GOAL: From the entries below, pull out each line where "What" appears.

------ MATERIAL TO PROCESS

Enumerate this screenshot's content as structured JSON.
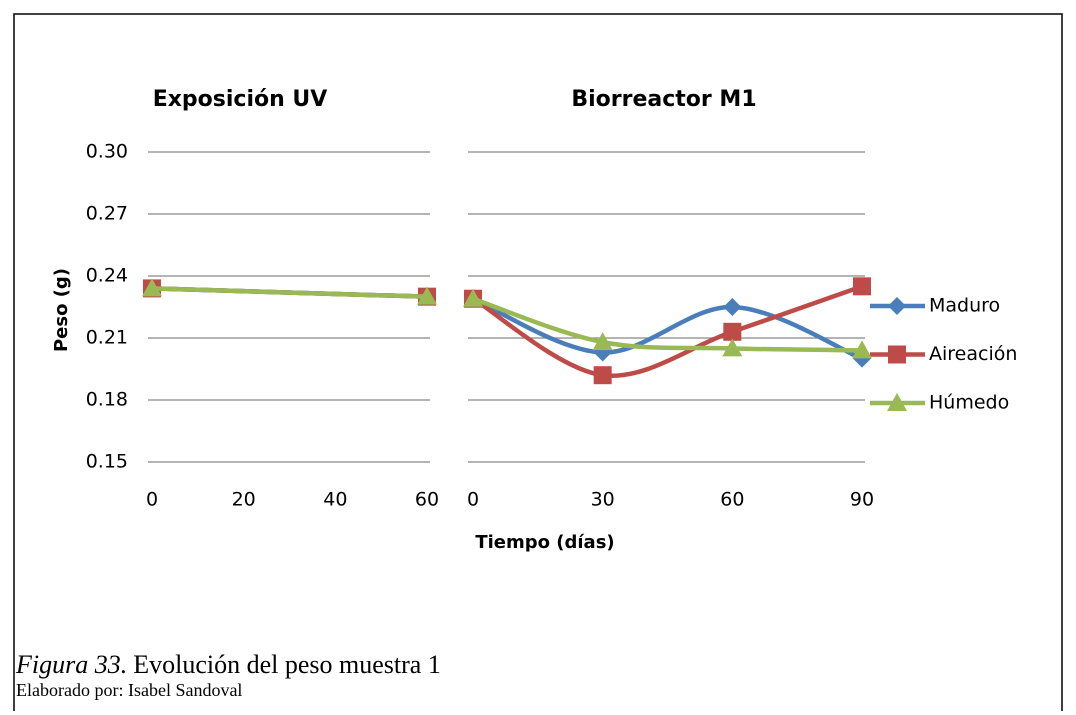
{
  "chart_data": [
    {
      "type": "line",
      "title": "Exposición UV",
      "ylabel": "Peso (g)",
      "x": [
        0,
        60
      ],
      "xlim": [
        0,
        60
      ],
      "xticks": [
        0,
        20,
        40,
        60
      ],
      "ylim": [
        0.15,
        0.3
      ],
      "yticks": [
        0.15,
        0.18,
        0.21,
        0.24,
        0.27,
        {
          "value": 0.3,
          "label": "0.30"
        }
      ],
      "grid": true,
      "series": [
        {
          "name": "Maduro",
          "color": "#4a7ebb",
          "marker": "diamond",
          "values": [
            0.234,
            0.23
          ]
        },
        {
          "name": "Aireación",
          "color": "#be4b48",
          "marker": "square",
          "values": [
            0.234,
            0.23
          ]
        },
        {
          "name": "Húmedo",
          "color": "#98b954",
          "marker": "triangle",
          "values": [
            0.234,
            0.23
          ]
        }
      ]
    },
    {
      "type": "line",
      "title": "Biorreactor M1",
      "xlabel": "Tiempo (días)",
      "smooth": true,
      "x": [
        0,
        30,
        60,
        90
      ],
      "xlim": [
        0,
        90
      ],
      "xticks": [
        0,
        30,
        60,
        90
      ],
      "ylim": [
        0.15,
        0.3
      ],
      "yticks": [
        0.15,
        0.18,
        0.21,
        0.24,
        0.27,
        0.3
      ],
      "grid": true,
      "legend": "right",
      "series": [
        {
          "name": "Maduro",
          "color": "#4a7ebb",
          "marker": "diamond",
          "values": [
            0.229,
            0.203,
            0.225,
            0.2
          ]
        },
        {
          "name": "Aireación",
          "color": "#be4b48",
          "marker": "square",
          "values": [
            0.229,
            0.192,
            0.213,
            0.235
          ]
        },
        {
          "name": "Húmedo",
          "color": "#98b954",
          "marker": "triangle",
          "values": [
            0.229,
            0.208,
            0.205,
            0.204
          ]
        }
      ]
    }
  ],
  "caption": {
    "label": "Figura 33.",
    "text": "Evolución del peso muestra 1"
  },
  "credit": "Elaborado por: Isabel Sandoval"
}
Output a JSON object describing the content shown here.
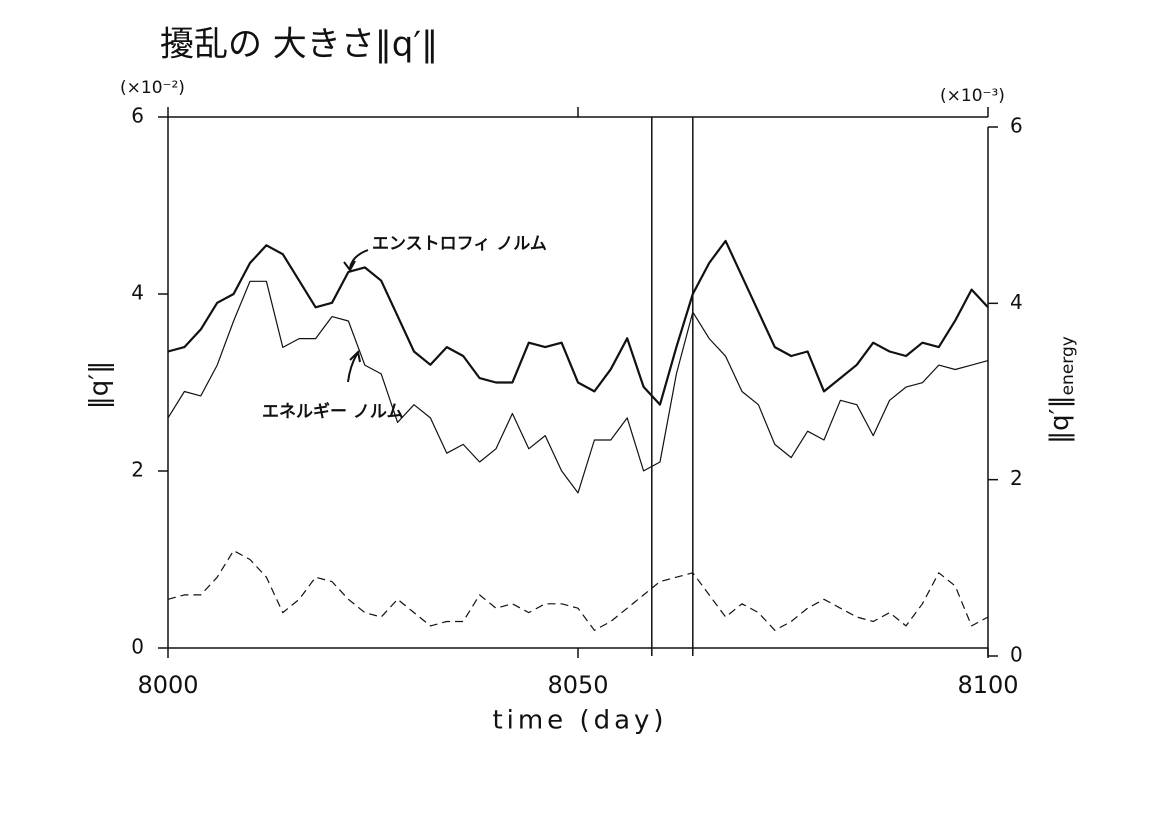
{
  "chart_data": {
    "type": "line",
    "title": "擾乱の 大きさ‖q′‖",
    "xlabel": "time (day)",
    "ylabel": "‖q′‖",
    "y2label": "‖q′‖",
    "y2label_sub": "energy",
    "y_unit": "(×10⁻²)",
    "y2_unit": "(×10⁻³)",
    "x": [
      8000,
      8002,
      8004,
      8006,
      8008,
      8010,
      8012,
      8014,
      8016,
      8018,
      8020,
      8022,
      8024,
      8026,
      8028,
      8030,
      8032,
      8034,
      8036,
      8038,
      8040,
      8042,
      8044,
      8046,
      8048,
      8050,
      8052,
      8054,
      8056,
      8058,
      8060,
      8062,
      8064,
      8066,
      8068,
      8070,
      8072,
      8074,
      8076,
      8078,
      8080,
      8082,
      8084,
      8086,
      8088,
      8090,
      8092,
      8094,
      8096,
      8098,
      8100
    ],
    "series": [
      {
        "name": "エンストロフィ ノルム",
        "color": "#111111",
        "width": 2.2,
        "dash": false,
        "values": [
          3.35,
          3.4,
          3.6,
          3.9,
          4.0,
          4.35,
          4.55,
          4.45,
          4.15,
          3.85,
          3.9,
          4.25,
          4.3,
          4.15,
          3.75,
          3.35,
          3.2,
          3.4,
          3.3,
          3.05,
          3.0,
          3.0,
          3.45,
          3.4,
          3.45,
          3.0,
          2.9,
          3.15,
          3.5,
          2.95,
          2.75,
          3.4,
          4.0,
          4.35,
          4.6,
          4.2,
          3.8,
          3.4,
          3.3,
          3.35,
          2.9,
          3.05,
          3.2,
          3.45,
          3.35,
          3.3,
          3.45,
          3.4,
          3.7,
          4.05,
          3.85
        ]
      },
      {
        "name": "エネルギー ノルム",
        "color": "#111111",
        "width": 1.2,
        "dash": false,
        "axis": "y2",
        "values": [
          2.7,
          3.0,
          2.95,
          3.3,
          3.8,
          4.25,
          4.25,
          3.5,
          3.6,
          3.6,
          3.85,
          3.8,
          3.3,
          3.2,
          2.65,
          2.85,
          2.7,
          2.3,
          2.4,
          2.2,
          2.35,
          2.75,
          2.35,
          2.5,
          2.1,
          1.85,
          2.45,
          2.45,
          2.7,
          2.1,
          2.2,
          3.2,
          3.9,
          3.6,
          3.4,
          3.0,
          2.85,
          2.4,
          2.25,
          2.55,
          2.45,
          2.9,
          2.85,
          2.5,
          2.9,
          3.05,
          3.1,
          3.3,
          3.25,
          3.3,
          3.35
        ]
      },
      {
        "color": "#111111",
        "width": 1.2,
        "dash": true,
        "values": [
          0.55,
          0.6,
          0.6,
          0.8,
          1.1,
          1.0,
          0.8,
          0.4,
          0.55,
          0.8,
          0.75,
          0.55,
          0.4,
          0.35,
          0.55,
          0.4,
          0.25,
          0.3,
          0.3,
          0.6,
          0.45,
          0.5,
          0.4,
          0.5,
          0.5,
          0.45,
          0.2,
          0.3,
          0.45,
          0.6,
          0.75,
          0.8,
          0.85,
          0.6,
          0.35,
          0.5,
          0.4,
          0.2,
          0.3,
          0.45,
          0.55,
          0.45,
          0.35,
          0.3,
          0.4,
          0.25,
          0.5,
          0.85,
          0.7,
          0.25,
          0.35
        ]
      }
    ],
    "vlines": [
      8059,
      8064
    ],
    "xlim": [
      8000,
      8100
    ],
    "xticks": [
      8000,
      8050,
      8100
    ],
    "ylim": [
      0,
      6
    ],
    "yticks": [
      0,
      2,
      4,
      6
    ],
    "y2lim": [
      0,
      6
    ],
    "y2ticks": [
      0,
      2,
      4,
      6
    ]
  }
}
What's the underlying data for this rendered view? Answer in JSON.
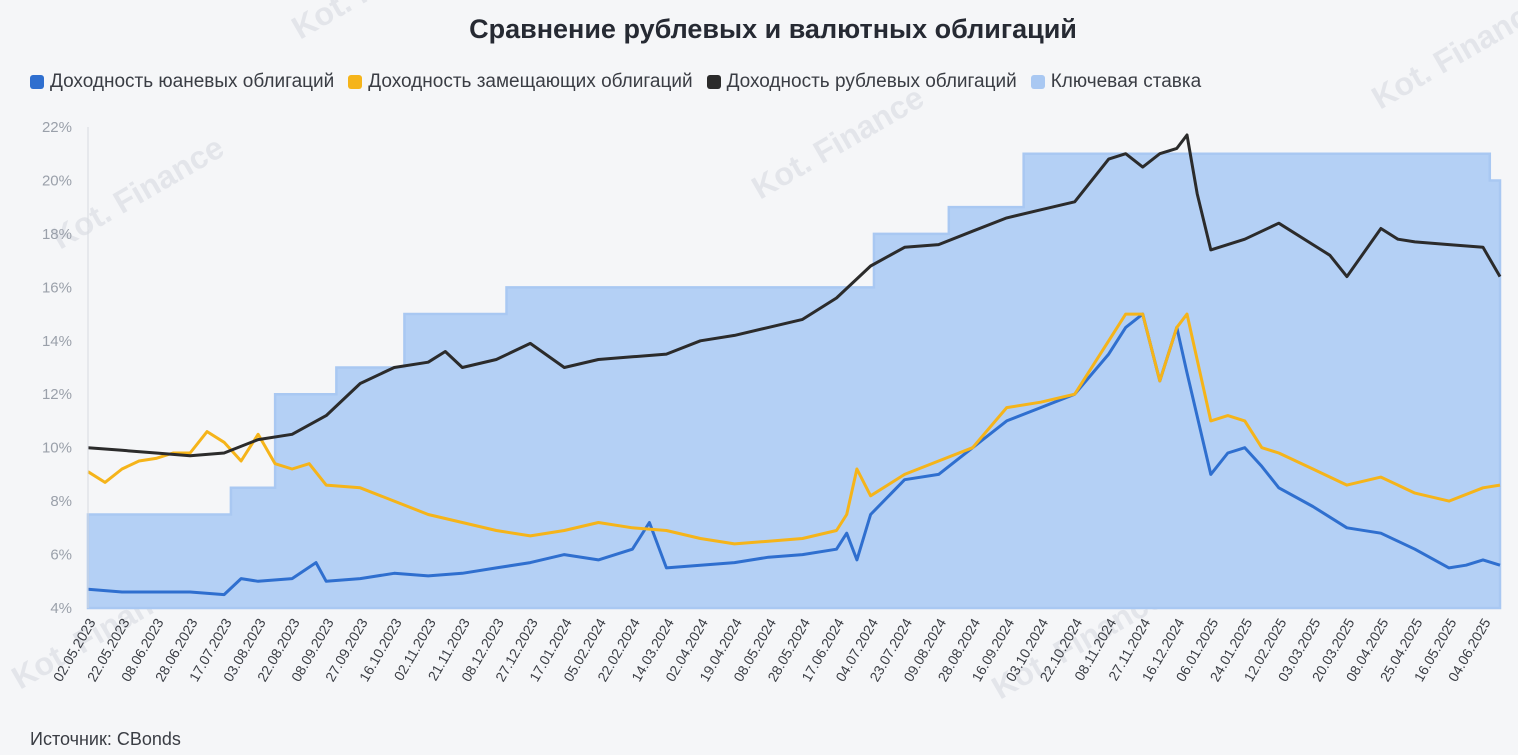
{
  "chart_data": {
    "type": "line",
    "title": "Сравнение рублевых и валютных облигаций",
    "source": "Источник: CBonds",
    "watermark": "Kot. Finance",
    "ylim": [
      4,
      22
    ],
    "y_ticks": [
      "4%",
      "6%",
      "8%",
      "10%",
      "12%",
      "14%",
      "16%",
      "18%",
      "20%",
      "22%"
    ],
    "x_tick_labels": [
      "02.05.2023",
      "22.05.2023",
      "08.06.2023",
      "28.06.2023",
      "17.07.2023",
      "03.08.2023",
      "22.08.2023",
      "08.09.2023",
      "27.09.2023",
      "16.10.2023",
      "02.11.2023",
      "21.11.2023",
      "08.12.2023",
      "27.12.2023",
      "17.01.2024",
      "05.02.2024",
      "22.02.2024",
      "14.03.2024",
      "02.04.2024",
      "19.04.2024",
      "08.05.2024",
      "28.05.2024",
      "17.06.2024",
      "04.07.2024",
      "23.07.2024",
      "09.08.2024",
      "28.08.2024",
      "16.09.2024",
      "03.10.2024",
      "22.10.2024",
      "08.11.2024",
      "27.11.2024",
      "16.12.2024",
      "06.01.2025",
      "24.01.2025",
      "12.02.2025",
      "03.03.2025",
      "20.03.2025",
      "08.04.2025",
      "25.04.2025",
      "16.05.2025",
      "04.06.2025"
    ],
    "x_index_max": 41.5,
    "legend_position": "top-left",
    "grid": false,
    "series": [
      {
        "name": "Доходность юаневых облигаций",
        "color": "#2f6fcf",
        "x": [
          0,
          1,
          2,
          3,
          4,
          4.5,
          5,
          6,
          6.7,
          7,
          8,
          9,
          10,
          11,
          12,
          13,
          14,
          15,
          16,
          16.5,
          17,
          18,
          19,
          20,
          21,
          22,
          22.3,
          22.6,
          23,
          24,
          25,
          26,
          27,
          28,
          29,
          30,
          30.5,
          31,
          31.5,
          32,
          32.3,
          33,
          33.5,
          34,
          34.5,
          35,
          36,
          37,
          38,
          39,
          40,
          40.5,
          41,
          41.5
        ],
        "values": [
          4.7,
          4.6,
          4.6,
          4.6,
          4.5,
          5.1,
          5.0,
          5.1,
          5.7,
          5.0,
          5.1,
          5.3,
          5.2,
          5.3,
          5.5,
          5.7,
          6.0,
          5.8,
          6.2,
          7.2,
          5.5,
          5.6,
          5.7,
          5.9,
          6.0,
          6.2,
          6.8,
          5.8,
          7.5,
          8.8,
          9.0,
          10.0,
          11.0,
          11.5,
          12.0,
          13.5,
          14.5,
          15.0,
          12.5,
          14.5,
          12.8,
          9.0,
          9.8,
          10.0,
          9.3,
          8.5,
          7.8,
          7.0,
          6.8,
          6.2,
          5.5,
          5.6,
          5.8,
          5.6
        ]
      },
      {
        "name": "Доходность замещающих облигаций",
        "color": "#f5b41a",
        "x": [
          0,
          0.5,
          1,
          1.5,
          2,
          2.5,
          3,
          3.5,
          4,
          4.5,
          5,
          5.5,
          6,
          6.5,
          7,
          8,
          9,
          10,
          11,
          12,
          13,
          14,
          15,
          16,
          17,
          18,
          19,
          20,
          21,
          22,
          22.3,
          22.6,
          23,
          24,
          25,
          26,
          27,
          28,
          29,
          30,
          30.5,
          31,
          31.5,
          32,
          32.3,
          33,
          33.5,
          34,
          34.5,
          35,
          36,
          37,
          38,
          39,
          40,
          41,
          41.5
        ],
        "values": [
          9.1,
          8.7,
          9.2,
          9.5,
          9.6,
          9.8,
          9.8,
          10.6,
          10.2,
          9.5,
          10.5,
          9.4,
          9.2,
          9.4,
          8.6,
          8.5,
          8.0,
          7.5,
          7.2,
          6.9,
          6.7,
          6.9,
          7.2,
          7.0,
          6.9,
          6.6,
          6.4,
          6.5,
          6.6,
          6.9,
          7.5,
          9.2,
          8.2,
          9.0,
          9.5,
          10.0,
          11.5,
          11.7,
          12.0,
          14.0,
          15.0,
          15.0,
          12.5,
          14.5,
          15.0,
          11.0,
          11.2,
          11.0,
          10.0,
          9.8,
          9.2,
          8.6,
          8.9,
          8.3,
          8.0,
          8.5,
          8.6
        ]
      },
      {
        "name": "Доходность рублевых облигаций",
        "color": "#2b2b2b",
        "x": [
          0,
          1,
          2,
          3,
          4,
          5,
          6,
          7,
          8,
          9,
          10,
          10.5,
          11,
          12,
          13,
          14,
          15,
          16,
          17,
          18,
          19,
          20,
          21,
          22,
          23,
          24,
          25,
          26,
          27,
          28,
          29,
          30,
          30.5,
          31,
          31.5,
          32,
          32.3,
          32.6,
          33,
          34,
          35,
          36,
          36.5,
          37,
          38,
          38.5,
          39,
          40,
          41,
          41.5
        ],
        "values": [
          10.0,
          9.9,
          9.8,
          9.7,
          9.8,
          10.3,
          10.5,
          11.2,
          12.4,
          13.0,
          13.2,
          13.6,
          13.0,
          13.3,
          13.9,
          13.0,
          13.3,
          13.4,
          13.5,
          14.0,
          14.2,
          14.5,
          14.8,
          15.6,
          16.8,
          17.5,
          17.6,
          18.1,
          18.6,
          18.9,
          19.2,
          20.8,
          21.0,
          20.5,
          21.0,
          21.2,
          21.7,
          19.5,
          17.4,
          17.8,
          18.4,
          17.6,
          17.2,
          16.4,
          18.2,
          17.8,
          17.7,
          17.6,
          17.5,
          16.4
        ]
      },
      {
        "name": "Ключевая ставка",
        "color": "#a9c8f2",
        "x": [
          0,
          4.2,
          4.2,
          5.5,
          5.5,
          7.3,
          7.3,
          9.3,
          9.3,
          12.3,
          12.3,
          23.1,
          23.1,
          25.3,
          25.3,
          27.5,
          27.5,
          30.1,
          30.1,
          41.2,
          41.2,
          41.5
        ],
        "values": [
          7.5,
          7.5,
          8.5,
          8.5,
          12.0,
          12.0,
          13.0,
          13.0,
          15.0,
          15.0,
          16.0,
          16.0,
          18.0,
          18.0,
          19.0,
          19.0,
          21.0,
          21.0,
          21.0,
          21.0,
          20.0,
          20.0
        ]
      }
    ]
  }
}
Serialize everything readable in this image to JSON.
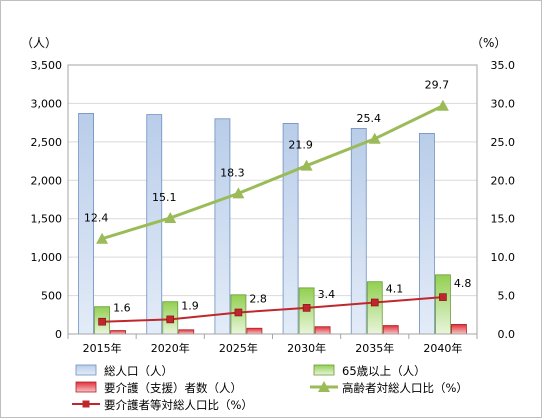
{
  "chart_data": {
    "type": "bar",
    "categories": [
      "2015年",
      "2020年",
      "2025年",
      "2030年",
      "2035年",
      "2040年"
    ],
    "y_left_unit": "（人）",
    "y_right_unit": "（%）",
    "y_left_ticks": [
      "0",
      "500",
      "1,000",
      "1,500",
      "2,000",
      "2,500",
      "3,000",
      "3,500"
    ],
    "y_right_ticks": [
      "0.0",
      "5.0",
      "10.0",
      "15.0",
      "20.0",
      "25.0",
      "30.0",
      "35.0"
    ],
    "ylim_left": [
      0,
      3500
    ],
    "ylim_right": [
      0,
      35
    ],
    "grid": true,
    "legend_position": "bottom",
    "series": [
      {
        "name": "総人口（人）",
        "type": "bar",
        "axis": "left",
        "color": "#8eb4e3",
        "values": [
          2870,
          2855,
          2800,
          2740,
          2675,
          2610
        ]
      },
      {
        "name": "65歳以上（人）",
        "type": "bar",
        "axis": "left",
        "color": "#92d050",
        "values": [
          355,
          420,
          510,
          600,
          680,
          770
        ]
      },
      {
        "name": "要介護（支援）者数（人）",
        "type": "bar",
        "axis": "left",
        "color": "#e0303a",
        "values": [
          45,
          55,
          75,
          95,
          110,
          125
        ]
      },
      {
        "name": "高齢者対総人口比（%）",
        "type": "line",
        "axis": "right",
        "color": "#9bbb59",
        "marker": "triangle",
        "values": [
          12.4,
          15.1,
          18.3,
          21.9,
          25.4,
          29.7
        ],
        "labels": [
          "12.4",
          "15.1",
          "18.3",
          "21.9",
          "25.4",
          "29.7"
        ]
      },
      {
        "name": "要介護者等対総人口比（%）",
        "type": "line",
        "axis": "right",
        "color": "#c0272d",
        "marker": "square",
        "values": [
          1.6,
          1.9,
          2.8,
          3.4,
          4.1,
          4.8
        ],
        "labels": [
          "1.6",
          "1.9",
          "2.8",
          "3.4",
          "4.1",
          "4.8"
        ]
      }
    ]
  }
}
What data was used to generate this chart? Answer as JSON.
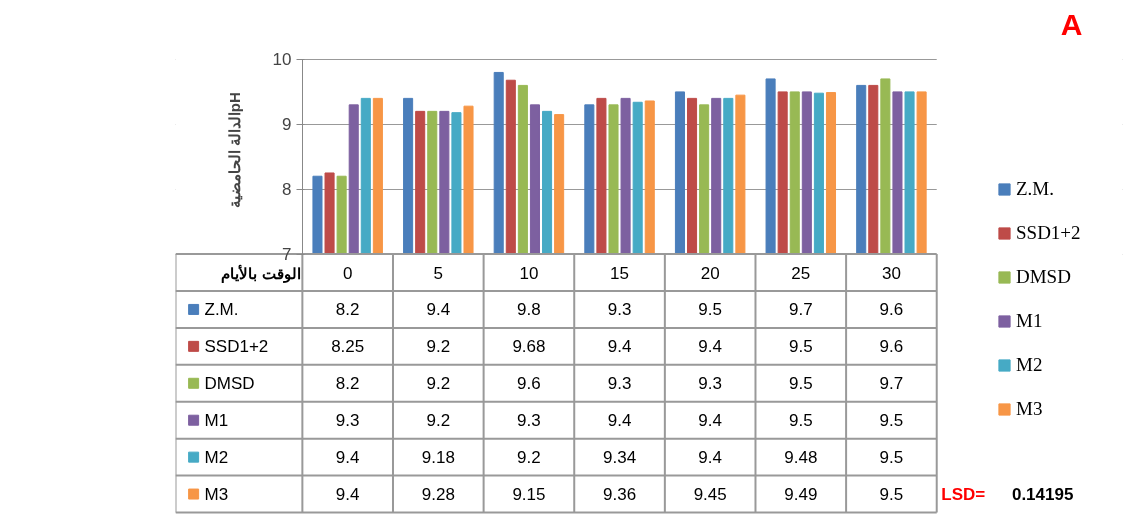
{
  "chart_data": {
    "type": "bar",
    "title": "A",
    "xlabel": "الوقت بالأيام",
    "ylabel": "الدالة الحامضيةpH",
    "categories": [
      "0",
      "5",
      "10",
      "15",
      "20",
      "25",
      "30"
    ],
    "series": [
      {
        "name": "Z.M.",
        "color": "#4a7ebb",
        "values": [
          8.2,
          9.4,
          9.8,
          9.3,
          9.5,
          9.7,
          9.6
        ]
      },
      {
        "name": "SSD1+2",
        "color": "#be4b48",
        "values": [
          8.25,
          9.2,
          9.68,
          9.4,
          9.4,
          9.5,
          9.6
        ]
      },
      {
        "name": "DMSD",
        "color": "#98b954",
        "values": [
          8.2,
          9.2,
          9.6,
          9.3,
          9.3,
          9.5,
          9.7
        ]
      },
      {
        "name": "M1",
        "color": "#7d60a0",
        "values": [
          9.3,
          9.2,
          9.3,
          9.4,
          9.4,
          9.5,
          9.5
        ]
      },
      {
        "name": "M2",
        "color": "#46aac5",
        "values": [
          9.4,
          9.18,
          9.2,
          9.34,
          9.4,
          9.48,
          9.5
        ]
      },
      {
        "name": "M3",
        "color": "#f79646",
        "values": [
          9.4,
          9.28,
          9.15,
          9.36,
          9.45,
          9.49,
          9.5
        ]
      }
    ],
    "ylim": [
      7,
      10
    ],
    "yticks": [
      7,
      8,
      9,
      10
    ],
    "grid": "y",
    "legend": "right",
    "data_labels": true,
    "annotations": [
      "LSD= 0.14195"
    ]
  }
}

------------

FINISHED EXERCISE:
What's the underlying data for this rendered view? Answer in JSON.
What data was used to generate this chart? Answer as JSON.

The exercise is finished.